[Problems and tasks]
a: Name every register that the notes on file operations in assembly mention.
b: Return, word for word, the stretch of the notes on file operations in assembly from "Using asm to" through "access mode (read/write)".

Chapter 5: Dealing wit Files

UNIX File Concept

Overview: when we want access a file, the operating system will give us a “number” (file descriptor) which we will use to perform any file operation. Once the we are done , the file will be closed and the file descriptor will be useless.

Using asm to perform file operations:

  1. File open:
    • To open a file, the program will need to execute a open system call, provide the filename and the number to represent the open mode
    • %eax will hold the system call number 5 (open file)
    • %ebx will contain the address of the first character in the file name (const char*)
    • %ecx will contain the file access mode (read/write)
    • %edx store the permission set
  2. Linux will return the file descriptor in %eax
  3. Perform read/write (system call) on the file:
    • Read is system call 3 => move $3 into %eax
    • Place the file descriptor from #2 into %ebx
    • Address of the read/write buffer into %ecx
    • The size of the buffer in %edx
    • OS will return the number of bytes read/written in %eax
  4. Close the file by executing the system call 6 (move $6 into %eax)

[Material provided]
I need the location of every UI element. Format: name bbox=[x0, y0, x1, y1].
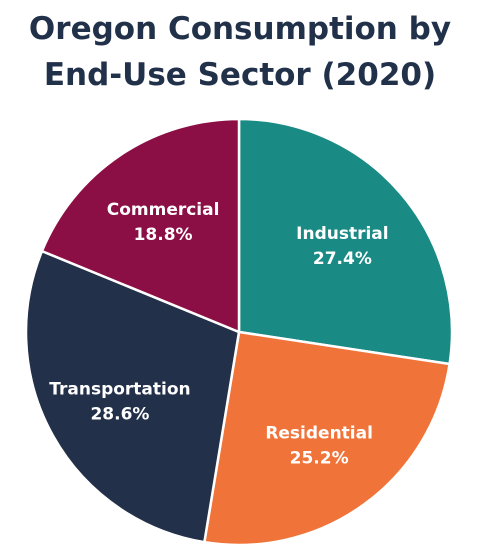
slice-value-transportation: 28.6% bbox=[90, 404, 149, 424]
slice-label-transportation: Transportation 28.6% bbox=[49, 379, 190, 424]
pie-slice-commercial bbox=[40, 117, 241, 334]
pie-slice-residential bbox=[203, 330, 451, 547]
pie-slice-transportation bbox=[24, 249, 241, 544]
slice-value-industrial: 27.4% bbox=[313, 249, 372, 269]
slice-name-industrial: Industrial bbox=[296, 224, 388, 244]
chart-title: Oregon Consumption by End-Use Sector (20… bbox=[0, 6, 480, 98]
slice-label-commercial: Commercial 18.8% bbox=[107, 200, 220, 245]
chart-title-line-2: End-Use Sector (2020) bbox=[43, 57, 437, 93]
slice-label-industrial: Industrial 27.4% bbox=[296, 224, 388, 269]
slice-name-residential: Residential bbox=[265, 423, 373, 443]
slice-value-commercial: 18.8% bbox=[134, 225, 193, 245]
slice-name-commercial: Commercial bbox=[107, 200, 220, 220]
slice-label-residential: Residential 25.2% bbox=[265, 423, 373, 468]
slice-name-transportation: Transportation bbox=[49, 379, 190, 399]
chart-title-line-1: Oregon Consumption by bbox=[28, 11, 452, 47]
pie-slice-industrial bbox=[237, 117, 454, 366]
slice-value-residential: 25.2% bbox=[290, 448, 349, 468]
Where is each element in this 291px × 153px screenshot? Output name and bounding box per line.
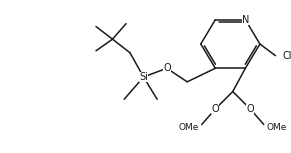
Text: N: N <box>242 15 249 25</box>
Text: O: O <box>212 104 219 114</box>
Text: O: O <box>246 104 254 114</box>
Text: Si: Si <box>139 72 148 82</box>
Text: Cl: Cl <box>282 51 291 61</box>
Text: OMe: OMe <box>178 123 199 132</box>
Text: O: O <box>163 63 171 73</box>
Text: OMe: OMe <box>267 123 287 132</box>
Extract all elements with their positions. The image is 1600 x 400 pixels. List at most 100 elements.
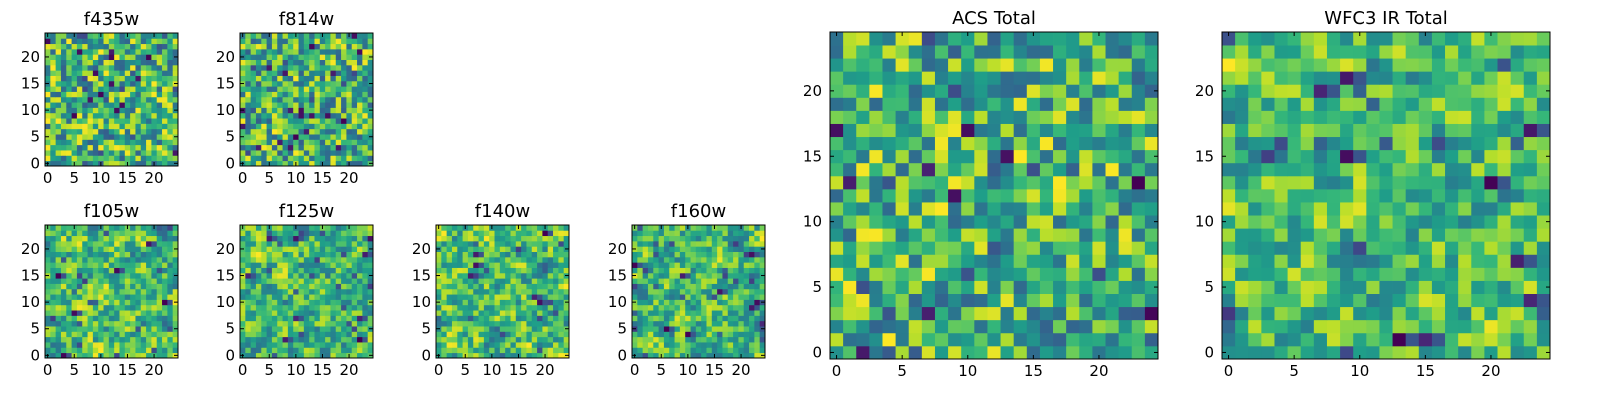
heatmap-cell [669,347,675,354]
heatmap-cell [135,304,142,311]
heatmap-cell [882,319,896,334]
heatmap-cell [124,107,131,114]
heatmap-cell [277,38,283,45]
heatmap-cell [314,123,321,130]
heatmap-cell [362,352,369,359]
heatmap-cell [547,262,554,268]
heatmap-cell [1105,32,1120,46]
heatmap-cell [162,235,168,242]
heatmap-cell [908,306,923,321]
heatmap-cell [114,320,120,327]
heatmap-cell [537,342,543,348]
heatmap-cell [98,272,104,279]
y-tick-label: 15 [216,75,235,93]
heatmap-cell [346,80,353,87]
heatmap-cell [462,251,469,258]
heatmap-cell [162,352,168,359]
heatmap-cell [362,139,369,146]
heatmap-cell [669,251,675,258]
heatmap-cell [271,70,278,76]
heatmap-cell [1536,188,1551,203]
heatmap-cell [510,246,517,252]
heatmap-cell [679,347,686,354]
heatmap-cell [135,288,142,295]
heatmap-cell [119,160,126,167]
heatmap-cell [637,246,644,252]
heatmap-cell [140,294,147,300]
heatmap-cell [156,288,163,295]
heatmap-cell [282,70,289,76]
heatmap-cell [140,64,147,71]
heatmap-cell [563,251,570,258]
heatmap-cell [526,320,533,327]
heatmap-cell [314,107,321,114]
heatmap-cell [266,230,273,237]
heatmap-cell [50,33,57,39]
heatmap-cell [303,43,310,50]
heatmap-cell [335,43,342,50]
heatmap-cell [1536,319,1551,334]
heatmap-cell [1026,175,1041,190]
heatmap-cell [1000,136,1015,151]
heatmap-cell [255,134,262,140]
heatmap-cell [934,162,949,177]
heatmap-cell [856,202,870,216]
heatmap-cell [50,91,57,98]
heatmap-cell [362,107,369,114]
heatmap-cell [92,59,99,66]
heatmap-cell [330,64,337,71]
heatmap-cell [526,230,533,237]
heatmap-cell [245,326,252,332]
heatmap-cell [1274,215,1288,229]
heatmap-cell [82,342,88,348]
heatmap-cell [457,310,463,316]
heatmap-cell [553,225,559,231]
heatmap-cell [303,251,310,258]
heatmap-cell [330,246,337,252]
heatmap-cell [934,123,949,138]
heatmap-cell [1392,228,1407,242]
heatmap-cell [558,326,565,332]
heatmap-cell [277,123,283,130]
heatmap-cell [146,102,152,108]
heatmap-cell [1366,267,1380,281]
heatmap-cell [1235,215,1249,229]
heatmap-cell [261,96,267,103]
heatmap-cell [510,240,517,247]
heatmap-cell [706,294,713,300]
heatmap-cell [1471,228,1485,242]
heatmap-cell [647,326,654,332]
heatmap-cell [351,262,358,268]
heatmap-cell [722,320,729,327]
heatmap-cell [66,112,72,119]
heatmap-cell [483,283,490,290]
heatmap-cell [282,240,289,247]
heatmap-cell [1366,293,1380,308]
heatmap-cell [346,342,353,348]
heatmap-cell [87,267,94,274]
heatmap-cell [685,336,691,343]
heatmap-cell [1066,202,1080,216]
heatmap-cell [1222,254,1236,268]
heatmap-cell [335,262,342,268]
heatmap-cell [303,240,310,247]
heatmap-cell [277,134,283,140]
heatmap-cell [526,246,533,252]
heatmap-cell [663,240,670,247]
heatmap-cell [130,43,136,50]
heatmap-cell [351,86,358,92]
heatmap-cell [303,86,310,92]
heatmap-cell [114,59,120,66]
heatmap-cell [124,86,131,92]
heatmap-cell [330,304,337,311]
heatmap-cell [515,262,522,268]
heatmap-cell [240,336,246,343]
heatmap-cell [277,310,283,316]
heatmap-cell [1144,162,1159,177]
heatmap-cell [457,315,463,322]
heatmap-cell [1366,241,1380,255]
heatmap-cell [1458,162,1472,177]
heatmap-cell [351,70,358,76]
heatmap-cell [1340,332,1354,347]
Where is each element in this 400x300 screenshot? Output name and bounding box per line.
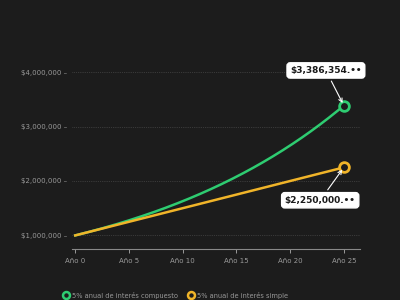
Legend: 5% anual de interés compuesto, 5% anual de interés simple: 5% anual de interés compuesto, 5% anual … (61, 289, 291, 300)
Text: $3,386,354.••: $3,386,354.•• (290, 66, 362, 102)
Text: $2,250,000.••: $2,250,000.•• (285, 171, 356, 205)
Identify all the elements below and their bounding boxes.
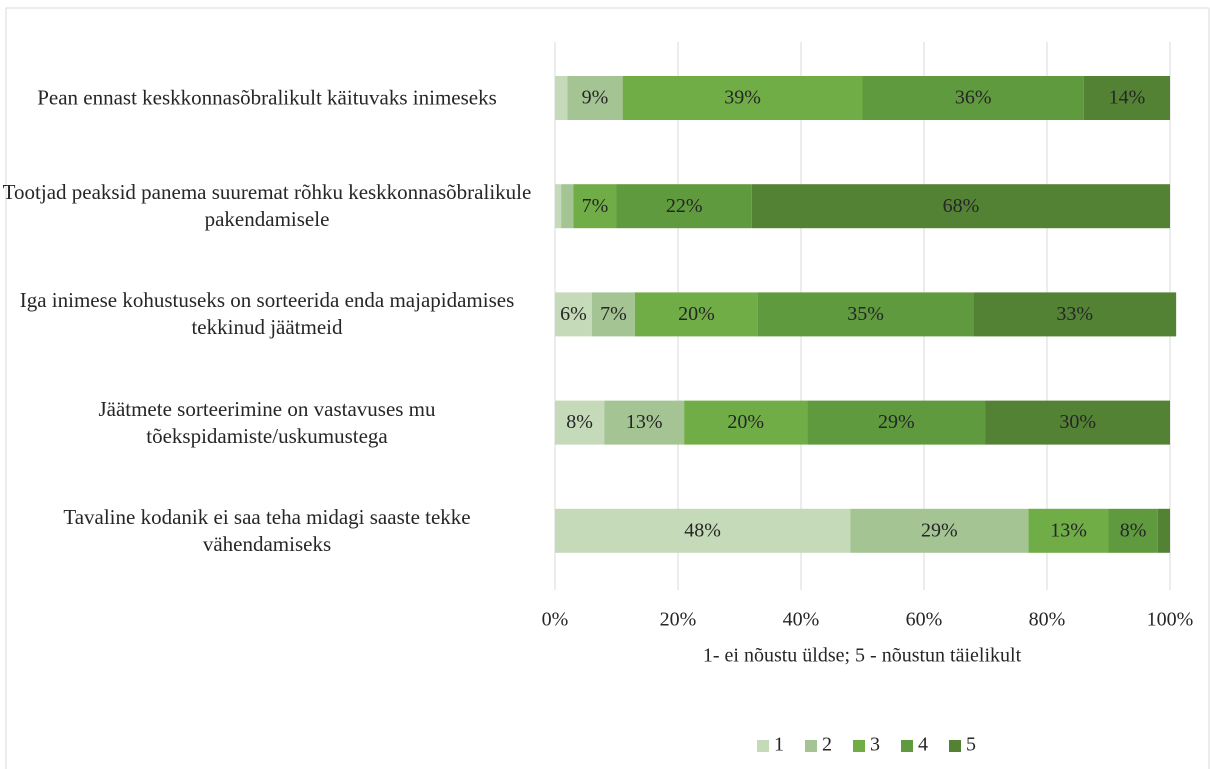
bar-segment [591,292,635,337]
bar-segment [751,184,1170,229]
legend-swatch [949,740,961,752]
bar-segment [1028,508,1109,553]
data-label: 13% [1050,519,1087,541]
legend-label: 3 [870,734,880,756]
y-tick-label: Jäätmete sorteerimine on vastavuses mu t… [98,396,436,448]
bar-segment [684,400,808,445]
data-label: 14% [1109,87,1146,109]
y-tick-label: Iga inimese kohustuseks on sorteerida en… [19,288,515,340]
y-tick-label: Tavaline kodanik ei saa teha midagi saas… [63,504,471,556]
data-label: 13% [626,411,663,433]
legend-label: 4 [918,734,928,756]
y-tick-label: Pean ennast keskkonnasõbralikult käituva… [37,85,497,110]
data-label: 22% [666,195,703,217]
bar-segment [604,400,685,445]
legend-swatch [853,740,865,752]
data-label: 33% [1056,303,1093,325]
bar-segment [1083,76,1170,120]
bar-segment [985,400,1170,445]
legend-label: 2 [822,734,832,756]
bar-segment [973,292,1177,337]
bar-segment [757,292,974,337]
x-tick-label: 40% [783,609,820,631]
data-label: 7% [600,303,627,325]
bar-segment [1157,508,1170,553]
data-label: 48% [684,519,721,541]
data-label: 7% [582,195,609,217]
x-axis-title: 1- ei nõustu üldse; 5 - nõustun täieliku… [703,645,1022,667]
data-label: 35% [847,303,884,325]
bar-segment [807,400,986,445]
data-label: 36% [955,87,992,109]
chart-border [5,7,1210,769]
data-label: 39% [724,87,761,109]
legend-label: 5 [966,734,976,756]
x-tick-label: 20% [660,609,697,631]
data-label: 20% [727,411,764,433]
data-label: 8% [566,411,593,433]
bar-segment [555,292,592,337]
bar-segment [616,184,752,229]
data-label: 6% [560,303,587,325]
bar-segment [555,184,562,229]
legend-swatch [805,740,817,752]
data-label: 29% [878,411,915,433]
legend-swatch [901,740,913,752]
bar-segment [1108,508,1158,553]
bar-segment [567,76,623,120]
x-tick-label: 60% [906,609,943,631]
data-label: 29% [921,519,958,541]
x-tick-label: 100% [1147,609,1194,631]
legend-label: 1 [774,734,784,756]
x-tick-label: 0% [542,609,569,631]
data-label: 20% [678,303,715,325]
data-label: 68% [943,195,980,217]
data-label: 30% [1059,411,1096,433]
data-label: 9% [582,87,609,109]
bar-segment [862,76,1084,120]
bar-segment [634,292,758,337]
bar-segment [555,400,605,445]
data-label: 8% [1120,519,1147,541]
bar-segment [555,508,851,553]
bar-segment [850,508,1029,553]
y-tick-label: Tootjad peaksid panema suuremat rõhku ke… [2,180,532,232]
legend-swatch [757,740,769,752]
bar-segment [622,76,863,120]
bar-segment [555,76,568,120]
bar-segment [561,184,574,229]
x-tick-label: 80% [1029,609,1066,631]
bar-segment [573,184,617,229]
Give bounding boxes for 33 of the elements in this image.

[Responses by task]
a: %eax, %ebx, %ecx, %edx

b:
Using asm to perform file operations:

  1. File open:
    • To open a file, the program will need to execute a open system call, provide the filename and the number to represent the open mode
    • %eax will hold the system call number 5 (open file)
    • %ebx will contain the address of the first character in the file name (const char*)
    • %ecx will contain the file access mode (read/write)